• [WORK INSTRUCTIONS] All of the records below need to be copied exactly.
^^^^
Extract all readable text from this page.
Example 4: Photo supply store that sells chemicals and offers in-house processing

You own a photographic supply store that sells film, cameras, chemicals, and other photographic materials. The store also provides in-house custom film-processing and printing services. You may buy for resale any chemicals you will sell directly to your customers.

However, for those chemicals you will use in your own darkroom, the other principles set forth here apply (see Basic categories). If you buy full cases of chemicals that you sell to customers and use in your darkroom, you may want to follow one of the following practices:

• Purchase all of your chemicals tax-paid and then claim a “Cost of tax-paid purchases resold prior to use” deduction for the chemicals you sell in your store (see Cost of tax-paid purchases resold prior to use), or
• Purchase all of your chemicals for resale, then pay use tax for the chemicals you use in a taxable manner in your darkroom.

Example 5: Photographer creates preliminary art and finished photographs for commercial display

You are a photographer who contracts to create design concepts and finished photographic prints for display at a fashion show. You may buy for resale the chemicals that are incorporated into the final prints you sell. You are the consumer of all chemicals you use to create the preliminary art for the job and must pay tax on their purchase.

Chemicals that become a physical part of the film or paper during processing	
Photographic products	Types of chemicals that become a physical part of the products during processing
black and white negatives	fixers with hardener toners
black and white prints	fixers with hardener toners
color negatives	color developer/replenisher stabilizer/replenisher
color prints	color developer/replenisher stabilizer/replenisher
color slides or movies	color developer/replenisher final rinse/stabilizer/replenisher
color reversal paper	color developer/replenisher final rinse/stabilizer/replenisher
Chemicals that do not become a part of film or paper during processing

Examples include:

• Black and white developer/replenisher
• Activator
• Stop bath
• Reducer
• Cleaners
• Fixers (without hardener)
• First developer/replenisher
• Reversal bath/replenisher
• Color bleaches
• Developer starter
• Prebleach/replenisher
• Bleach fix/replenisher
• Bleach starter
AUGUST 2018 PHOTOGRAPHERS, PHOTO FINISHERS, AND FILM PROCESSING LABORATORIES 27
^^^^
• [COMPLETE RESPONSE]
Extract all readable text from this page.
Example 4: Photo supply store that sells chemicals and offers in-house processing

You own a photographic supply store that sells film, cameras, chemicals, and other photographic materials. The store also provides in-house custom film-processing and printing services. You may buy for resale any chemicals you will sell directly to your customers.

However, for those chemicals you will use in your own darkroom, the other principles set forth here apply (see Basic categories). If you buy full cases of chemicals that you sell to customers and use in your darkroom, you may want to follow one of the following practices:

• Purchase all of your chemicals tax-paid and then claim a “Cost of tax-paid purchases resold prior to use” deduction for the chemicals you sell in your store (see Cost of tax-paid purchases resold prior to use), or
• Purchase all of your chemicals for resale, then pay use tax for the chemicals you use in a taxable manner in your darkroom.

Example 5: Photographer creates preliminary art and finished photographs for commercial display

You are a photographer who contracts to create design concepts and finished photographic prints for display at a fashion show. You may buy for resale the chemicals that are incorporated into the final prints you sell. You are the consumer of all chemicals you use to create the preliminary art for the job and must pay tax on their purchase.

Chemicals that become a physical part of the film or paper during processing	
Photographic products	Types of chemicals that become a physical part of the products during processing
black and white negatives	fixers with hardener toners
black and white prints	fixers with hardener toners
color negatives	color developer/replenisher stabilizer/replenisher
color prints	color developer/replenisher stabilizer/replenisher
color slides or movies	color developer/replenisher final rinse/stabilizer/replenisher
color reversal paper	color developer/replenisher final rinse/stabilizer/replenisher
Chemicals that do not become a part of film or paper during processing

Examples include:

• Black and white developer/replenisher
• Activator
• Stop bath
• Reducer
• Cleaners
• Fixers (without hardener)
• First developer/replenisher
• Reversal bath/replenisher
• Color bleaches
• Developer starter
• Prebleach/replenisher
• Bleach fix/replenisher
• Bleach starter
AUGUST 2018 PHOTOGRAPHERS, PHOTO FINISHERS, AND FILM PROCESSING LABORATORIES 27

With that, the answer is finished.